[start TEXT SECTION]
They are offering a unique camera with capabilities no competitor can touch, yet they go out of their way to cripple it to make those capabilities difficult or impossible to use. That might be understandable if they offered a higher-priced un-crippled model, but they don’t.
Some will say “wait – Nikon designed this camera as a shiny fashion accessory for yuppies with more money than brains, not for photographers or nerds into high-speed photography”. That may be true. But it wouldn’t cost Nikon a penny extra to not disable the focus assist mode and light meter, or implement a UI that didn’t make things difficult for no reason at all. Then they could have sold the camera to photographers and nerds in addition to brainless yuppies. So I still call it stupidity.
Perhaps the market agrees – the photo manager at my local Best Buy told me she hasn’t sold a single Nikon 1 camera since Christmas (this was in April!).
Please – try harder next time, Nikon.
Nikon is selling an FT1 mount adapter for the V1. On the web page (http://www.nikonusa.com/Nikon-Products/Product/Lens-Adapters/3613/FT1-Mount-Adapter.html) it says “the Nikon 1 J1/V1 camera’s firmware must be updated to at least version 1.10”.
Could that fix the focus assist and light meter issues?
Alas, I’m already on 1.10.
I stopped reading as soon as you made your stupid remarks about the Q.
FYI, regarding image quality, the Nikon 1 has a lot more in common with the Q than the NEX. I know, I have all three cameras. If you think the IQ of the Nikon 1 is superior to the Q, you are blind… or you haven’t see any images taken with the Q.
Operation/control wise the Q has a lot more in common with a DSLR than the V1. And unlike my V1, with the Q auto review can be turned off. In fact you can take just about any operational limitation of the Nikon 1 and find the answer in the Q.
Moreover I paid $800 for the V1 with the kit lens and $450 for the Q with its kit lens. Look at the images and do the math. The Nikon 1 is obscenely over priced and underwhelming. The only reason I bought and kept the V1 is for its ability to focus and track like a DSLR in a compact package.
Oh come on, have a sense of humor. I was joking about the Q – I’ve never even read a review of the thing, let alone tried it. I just think it’s silly to make a interchangeable lens camera with a 1/2.3″ sensor. My old Canon A80 back in 2003 had a 1/1.8″ sensor.
If you’d read the rest of the post, you’d have found out that I mostly trash the Nikon 1, mainly for it’s stupid firmware. I’m be surprised if the Q wasn’t way better in terms of usability.
BTW, I didn’t mention it above, but I agree the Nikon 1 is ridiculously overpriced. I got mine used on eBay.
Nice nerdy review.
Just released new firmware for Nikon 1 avaialable for download.
[end TEXT SECTION]
[start RECORD LIST]
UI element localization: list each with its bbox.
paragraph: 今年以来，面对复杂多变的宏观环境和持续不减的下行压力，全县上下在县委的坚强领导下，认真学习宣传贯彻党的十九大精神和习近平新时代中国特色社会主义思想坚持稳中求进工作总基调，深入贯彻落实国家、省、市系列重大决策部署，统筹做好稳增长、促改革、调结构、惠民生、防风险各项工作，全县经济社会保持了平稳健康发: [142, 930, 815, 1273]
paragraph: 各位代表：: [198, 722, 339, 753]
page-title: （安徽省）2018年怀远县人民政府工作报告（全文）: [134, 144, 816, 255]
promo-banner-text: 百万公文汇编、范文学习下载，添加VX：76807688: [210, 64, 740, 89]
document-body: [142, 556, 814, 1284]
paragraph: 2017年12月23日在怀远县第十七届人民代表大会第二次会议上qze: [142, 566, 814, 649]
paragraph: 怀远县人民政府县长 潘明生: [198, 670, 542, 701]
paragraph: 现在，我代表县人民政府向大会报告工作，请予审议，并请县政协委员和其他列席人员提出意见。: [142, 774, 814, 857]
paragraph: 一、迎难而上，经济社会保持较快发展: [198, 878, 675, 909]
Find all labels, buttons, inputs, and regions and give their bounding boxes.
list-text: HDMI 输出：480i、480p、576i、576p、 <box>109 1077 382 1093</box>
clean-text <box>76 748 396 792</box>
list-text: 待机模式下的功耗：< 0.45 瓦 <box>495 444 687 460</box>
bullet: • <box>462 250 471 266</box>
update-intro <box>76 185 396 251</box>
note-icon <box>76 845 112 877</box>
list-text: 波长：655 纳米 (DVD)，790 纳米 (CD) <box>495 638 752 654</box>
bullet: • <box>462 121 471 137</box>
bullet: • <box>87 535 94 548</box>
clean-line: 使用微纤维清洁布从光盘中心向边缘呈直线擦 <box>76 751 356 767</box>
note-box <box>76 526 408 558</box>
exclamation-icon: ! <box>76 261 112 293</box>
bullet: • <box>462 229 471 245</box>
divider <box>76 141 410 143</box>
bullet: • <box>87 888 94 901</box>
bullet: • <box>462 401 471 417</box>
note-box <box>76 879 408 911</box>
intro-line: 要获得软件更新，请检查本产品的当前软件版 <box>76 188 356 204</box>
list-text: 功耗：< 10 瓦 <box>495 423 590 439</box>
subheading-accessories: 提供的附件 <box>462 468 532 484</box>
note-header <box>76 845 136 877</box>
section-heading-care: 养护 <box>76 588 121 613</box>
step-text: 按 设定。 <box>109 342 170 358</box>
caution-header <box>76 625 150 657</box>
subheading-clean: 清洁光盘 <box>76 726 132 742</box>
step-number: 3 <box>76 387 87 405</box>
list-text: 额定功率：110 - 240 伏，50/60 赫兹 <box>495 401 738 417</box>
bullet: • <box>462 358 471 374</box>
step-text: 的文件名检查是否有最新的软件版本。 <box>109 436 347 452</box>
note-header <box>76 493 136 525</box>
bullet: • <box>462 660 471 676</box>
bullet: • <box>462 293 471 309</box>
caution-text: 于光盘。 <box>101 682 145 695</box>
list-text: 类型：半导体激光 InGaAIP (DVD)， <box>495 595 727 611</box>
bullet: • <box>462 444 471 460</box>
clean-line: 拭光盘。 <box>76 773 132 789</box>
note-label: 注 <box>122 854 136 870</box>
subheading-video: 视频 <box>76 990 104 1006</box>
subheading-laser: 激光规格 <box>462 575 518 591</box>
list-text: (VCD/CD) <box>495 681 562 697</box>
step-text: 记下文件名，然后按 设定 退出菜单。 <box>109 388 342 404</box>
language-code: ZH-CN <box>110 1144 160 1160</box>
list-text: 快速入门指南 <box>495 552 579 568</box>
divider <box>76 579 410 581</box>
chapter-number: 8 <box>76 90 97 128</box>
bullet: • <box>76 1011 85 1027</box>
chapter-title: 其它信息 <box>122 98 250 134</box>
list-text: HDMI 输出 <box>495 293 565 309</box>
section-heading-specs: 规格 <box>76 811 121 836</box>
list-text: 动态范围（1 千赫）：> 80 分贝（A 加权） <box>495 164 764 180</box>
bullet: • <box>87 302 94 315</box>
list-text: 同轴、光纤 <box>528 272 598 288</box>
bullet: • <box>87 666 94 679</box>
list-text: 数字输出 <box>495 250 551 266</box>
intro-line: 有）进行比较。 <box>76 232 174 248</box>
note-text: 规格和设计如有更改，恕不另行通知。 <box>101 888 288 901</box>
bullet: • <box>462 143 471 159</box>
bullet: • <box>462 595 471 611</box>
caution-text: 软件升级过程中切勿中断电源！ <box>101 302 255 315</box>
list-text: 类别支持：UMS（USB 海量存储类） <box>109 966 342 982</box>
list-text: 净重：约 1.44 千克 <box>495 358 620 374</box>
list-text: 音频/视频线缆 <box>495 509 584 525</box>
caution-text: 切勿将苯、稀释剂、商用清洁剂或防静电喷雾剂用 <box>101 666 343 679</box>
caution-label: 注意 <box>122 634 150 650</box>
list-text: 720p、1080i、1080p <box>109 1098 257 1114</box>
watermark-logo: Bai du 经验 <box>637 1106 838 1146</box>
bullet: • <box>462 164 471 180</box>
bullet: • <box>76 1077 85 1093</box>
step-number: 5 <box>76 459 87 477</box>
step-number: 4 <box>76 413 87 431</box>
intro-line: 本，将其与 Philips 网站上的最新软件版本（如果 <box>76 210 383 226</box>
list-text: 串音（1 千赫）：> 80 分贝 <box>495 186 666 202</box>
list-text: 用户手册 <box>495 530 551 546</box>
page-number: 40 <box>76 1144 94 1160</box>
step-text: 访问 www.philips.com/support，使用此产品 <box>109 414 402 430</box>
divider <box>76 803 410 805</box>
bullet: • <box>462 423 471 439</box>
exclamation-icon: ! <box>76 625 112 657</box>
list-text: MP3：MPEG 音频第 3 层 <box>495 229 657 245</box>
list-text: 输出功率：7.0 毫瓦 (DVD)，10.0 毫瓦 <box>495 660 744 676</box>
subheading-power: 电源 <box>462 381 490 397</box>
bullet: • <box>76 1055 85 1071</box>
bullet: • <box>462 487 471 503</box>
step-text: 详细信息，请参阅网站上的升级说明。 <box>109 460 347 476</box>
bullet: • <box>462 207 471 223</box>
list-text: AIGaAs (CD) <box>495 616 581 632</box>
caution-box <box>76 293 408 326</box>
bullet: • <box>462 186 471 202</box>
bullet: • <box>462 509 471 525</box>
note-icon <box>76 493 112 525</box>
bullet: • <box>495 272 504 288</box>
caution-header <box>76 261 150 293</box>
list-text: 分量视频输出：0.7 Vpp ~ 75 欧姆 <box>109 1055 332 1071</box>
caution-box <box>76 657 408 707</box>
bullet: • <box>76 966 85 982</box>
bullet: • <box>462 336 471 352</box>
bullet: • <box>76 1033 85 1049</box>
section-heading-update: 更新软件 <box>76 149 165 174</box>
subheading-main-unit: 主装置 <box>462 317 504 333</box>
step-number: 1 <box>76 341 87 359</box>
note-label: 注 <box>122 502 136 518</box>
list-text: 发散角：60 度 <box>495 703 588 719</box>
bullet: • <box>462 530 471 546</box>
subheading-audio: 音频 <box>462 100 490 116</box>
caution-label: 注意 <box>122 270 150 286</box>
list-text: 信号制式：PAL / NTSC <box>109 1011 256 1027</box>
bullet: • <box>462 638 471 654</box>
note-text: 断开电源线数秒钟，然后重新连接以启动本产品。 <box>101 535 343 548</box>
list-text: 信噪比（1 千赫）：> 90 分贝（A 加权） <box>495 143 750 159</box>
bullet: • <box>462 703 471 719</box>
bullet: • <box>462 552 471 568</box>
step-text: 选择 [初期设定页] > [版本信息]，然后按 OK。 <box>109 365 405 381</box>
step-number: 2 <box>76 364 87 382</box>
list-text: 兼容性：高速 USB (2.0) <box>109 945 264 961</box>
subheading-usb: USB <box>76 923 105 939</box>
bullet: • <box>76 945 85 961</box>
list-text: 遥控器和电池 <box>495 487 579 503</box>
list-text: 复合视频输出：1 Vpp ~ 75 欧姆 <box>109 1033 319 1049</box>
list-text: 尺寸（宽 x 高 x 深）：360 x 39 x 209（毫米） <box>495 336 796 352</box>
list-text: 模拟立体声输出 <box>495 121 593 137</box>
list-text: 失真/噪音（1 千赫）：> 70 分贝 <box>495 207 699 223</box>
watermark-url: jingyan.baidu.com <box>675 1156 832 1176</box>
[end RECORD LIST]
### WHAT IS ASKED
A) In the Nikon 1 discussion, how much did the commenter pay for the V1 with its kit lens?
B) Which camera models not made by Nikon are named in the Nikon 1 discussion?

### OUTPUTS
A) $800

B) Q, NEX, Canon A80